------ Materials provided ------

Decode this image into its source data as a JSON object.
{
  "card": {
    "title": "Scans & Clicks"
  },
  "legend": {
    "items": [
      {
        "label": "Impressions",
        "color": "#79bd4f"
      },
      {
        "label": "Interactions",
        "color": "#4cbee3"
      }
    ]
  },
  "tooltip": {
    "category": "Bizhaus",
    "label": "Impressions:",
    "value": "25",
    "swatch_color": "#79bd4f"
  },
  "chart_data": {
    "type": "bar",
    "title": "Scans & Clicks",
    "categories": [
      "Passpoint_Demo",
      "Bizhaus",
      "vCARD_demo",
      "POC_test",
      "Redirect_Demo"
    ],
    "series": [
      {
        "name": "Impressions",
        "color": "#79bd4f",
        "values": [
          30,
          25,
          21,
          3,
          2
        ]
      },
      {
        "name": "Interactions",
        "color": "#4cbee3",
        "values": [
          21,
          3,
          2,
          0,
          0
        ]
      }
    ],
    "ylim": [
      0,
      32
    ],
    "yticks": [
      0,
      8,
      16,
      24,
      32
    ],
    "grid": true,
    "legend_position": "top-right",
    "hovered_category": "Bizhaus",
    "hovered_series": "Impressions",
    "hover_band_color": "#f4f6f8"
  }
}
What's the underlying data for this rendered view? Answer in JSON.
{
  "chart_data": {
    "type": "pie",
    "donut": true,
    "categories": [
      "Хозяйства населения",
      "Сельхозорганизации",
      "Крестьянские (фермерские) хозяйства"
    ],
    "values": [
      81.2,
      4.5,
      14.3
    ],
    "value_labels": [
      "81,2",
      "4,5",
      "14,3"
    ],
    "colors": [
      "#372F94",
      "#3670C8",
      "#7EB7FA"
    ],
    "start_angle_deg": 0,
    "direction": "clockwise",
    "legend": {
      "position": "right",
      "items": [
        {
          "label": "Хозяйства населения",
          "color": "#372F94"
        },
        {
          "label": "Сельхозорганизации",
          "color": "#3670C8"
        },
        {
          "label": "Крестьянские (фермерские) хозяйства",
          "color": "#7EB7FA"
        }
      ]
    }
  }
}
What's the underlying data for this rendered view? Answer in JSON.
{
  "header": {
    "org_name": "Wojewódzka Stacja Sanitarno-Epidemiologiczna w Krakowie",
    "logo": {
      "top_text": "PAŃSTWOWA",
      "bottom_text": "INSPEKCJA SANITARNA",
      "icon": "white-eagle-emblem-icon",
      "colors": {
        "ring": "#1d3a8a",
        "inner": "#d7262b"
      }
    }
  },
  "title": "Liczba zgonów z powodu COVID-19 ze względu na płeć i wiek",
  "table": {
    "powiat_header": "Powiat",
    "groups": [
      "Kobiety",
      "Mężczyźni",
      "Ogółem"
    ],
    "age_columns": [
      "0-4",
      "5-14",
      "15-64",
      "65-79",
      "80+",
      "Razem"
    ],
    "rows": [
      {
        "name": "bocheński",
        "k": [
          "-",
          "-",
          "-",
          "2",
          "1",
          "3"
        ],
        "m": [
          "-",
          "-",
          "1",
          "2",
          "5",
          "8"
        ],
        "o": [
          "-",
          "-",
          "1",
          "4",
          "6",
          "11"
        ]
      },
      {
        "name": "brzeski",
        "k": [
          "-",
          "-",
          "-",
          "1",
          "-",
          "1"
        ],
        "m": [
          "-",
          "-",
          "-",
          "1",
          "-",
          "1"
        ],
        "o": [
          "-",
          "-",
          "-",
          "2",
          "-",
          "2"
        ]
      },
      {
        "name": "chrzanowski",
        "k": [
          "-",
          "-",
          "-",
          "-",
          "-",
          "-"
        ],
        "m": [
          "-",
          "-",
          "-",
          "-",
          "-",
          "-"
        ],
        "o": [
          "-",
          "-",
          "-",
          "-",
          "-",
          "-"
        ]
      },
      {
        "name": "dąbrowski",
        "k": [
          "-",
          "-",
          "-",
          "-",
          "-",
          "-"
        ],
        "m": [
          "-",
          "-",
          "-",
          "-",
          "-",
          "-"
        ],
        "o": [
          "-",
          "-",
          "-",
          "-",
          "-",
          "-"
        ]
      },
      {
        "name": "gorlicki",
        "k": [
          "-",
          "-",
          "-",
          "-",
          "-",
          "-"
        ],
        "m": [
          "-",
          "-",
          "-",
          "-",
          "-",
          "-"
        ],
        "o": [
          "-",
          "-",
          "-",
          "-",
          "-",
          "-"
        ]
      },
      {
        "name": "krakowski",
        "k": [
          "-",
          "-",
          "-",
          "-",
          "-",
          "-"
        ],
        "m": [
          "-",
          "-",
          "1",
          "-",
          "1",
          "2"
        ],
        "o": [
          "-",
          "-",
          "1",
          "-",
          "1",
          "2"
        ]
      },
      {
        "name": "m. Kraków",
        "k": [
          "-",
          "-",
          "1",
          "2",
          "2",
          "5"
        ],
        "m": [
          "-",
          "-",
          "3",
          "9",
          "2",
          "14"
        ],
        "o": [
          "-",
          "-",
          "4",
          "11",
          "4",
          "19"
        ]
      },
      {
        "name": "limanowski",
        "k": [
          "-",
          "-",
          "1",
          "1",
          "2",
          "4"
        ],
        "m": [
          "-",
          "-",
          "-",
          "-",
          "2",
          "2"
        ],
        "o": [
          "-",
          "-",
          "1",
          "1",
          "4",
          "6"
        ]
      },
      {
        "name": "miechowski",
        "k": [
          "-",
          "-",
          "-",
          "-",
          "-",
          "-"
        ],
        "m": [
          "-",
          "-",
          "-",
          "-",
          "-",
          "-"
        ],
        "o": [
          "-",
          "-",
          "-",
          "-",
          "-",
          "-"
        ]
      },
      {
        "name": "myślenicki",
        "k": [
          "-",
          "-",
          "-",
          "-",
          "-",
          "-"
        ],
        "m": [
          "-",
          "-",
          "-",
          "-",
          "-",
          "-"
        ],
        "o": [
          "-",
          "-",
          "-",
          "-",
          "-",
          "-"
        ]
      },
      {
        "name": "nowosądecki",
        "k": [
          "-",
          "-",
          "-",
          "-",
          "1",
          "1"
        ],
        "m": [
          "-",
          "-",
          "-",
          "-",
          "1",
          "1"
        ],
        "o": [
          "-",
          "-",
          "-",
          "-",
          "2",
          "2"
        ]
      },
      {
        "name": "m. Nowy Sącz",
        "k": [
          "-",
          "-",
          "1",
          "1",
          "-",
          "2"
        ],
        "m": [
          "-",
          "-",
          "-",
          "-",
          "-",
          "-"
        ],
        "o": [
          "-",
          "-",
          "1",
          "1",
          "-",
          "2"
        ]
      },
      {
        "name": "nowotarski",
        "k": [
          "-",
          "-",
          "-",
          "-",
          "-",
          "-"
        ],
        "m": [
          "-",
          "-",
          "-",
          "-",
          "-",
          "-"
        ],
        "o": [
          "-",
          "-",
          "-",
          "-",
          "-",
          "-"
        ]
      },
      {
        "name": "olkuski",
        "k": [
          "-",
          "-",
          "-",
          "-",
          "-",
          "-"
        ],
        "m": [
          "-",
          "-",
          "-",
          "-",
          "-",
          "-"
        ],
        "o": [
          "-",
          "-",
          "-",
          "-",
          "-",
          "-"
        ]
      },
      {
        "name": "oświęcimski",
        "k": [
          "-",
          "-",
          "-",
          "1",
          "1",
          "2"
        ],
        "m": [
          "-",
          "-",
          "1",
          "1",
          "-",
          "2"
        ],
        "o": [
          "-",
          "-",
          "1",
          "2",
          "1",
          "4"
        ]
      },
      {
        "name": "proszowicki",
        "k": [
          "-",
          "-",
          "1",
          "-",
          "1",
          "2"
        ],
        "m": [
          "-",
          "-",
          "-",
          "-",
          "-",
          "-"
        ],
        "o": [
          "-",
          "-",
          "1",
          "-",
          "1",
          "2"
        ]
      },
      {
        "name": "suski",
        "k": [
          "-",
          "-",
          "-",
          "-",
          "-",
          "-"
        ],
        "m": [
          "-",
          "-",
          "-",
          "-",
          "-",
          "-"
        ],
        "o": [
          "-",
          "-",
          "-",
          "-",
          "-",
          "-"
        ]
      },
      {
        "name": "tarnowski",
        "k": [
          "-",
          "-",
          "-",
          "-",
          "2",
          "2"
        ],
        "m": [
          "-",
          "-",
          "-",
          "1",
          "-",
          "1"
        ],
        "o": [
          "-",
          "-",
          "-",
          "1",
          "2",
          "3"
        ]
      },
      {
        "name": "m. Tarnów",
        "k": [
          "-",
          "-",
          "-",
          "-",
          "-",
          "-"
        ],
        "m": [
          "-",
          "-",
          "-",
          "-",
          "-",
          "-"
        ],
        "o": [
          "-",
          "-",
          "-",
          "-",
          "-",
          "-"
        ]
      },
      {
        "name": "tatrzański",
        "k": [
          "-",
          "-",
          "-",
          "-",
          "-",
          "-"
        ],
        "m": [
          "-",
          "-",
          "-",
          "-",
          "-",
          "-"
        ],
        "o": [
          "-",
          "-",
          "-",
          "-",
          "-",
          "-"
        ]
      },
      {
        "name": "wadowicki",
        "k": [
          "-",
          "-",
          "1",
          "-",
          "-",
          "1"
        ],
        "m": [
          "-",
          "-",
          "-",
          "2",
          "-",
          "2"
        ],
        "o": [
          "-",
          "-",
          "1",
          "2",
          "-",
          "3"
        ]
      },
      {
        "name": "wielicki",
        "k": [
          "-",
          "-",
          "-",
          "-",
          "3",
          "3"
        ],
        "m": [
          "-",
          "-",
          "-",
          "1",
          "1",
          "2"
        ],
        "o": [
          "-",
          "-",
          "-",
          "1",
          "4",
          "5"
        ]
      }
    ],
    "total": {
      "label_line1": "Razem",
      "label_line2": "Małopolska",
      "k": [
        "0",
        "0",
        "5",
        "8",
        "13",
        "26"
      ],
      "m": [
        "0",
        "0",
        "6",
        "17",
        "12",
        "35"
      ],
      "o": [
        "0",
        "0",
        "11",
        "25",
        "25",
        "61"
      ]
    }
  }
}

------

◆ What needs to be done ◆
Your answer should be only the number of lines that hold the word "Interactions".

◆ Written solution ◆
2